*The request*. Find the lines holding the string "digitális" in the data, then copy all of them.

++++++

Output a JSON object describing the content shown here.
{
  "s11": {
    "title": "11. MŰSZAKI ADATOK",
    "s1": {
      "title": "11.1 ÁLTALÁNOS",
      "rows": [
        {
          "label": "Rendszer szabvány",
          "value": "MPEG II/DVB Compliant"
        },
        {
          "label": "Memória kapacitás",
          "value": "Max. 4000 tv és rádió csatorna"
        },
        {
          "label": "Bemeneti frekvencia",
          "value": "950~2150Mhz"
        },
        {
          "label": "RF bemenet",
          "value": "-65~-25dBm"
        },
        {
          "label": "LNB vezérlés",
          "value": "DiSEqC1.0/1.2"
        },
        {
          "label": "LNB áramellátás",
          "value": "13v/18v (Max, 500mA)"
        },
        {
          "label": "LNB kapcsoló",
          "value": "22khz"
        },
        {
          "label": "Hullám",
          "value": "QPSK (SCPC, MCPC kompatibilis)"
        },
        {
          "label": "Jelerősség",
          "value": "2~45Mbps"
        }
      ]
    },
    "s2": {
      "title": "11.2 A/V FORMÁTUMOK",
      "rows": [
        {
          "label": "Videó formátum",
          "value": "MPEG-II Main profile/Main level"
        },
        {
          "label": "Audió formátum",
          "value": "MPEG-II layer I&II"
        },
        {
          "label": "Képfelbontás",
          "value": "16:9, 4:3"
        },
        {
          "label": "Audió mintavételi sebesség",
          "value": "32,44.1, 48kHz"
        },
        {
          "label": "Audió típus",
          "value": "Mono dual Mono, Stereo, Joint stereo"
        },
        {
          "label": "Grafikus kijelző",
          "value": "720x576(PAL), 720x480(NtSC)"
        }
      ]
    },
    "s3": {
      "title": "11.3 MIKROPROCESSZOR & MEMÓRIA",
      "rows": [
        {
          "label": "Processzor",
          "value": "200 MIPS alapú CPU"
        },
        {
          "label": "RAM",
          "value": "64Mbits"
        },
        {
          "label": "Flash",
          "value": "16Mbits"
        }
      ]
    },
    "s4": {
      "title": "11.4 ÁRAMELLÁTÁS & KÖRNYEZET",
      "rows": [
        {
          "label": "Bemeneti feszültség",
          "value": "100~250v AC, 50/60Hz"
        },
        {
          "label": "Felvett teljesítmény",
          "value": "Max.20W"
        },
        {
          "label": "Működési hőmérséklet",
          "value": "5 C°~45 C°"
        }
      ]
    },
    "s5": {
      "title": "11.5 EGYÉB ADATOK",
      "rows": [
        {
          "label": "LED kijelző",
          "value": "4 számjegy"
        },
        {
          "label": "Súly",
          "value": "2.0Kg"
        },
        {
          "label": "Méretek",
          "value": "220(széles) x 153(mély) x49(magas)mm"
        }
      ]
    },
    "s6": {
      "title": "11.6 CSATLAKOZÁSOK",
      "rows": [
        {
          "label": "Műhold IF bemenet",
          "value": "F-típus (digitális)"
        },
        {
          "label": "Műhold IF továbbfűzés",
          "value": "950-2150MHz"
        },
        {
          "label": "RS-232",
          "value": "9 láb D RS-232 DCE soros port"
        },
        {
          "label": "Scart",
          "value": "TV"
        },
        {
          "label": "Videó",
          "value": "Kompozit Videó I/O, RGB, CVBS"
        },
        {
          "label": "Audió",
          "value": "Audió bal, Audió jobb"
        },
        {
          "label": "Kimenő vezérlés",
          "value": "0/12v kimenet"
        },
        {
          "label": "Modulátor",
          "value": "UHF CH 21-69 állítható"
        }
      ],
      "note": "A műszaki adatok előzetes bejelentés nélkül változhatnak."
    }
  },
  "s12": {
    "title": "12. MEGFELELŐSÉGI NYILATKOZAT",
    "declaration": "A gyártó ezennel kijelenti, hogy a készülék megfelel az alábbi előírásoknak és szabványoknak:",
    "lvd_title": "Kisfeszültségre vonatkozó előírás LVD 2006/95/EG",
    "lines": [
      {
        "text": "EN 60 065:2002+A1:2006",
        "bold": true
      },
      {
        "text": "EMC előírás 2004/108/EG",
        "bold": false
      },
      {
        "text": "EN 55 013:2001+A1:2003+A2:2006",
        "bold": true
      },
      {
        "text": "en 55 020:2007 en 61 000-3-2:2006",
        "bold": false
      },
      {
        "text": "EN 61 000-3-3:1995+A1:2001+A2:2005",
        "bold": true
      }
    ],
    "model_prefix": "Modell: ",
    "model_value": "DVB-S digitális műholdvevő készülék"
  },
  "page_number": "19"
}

++++++

*Response to this exercise*.
          "value": "F-típus (digitális)"
    "model_value": "DVB-S digitális műholdvevő készülék"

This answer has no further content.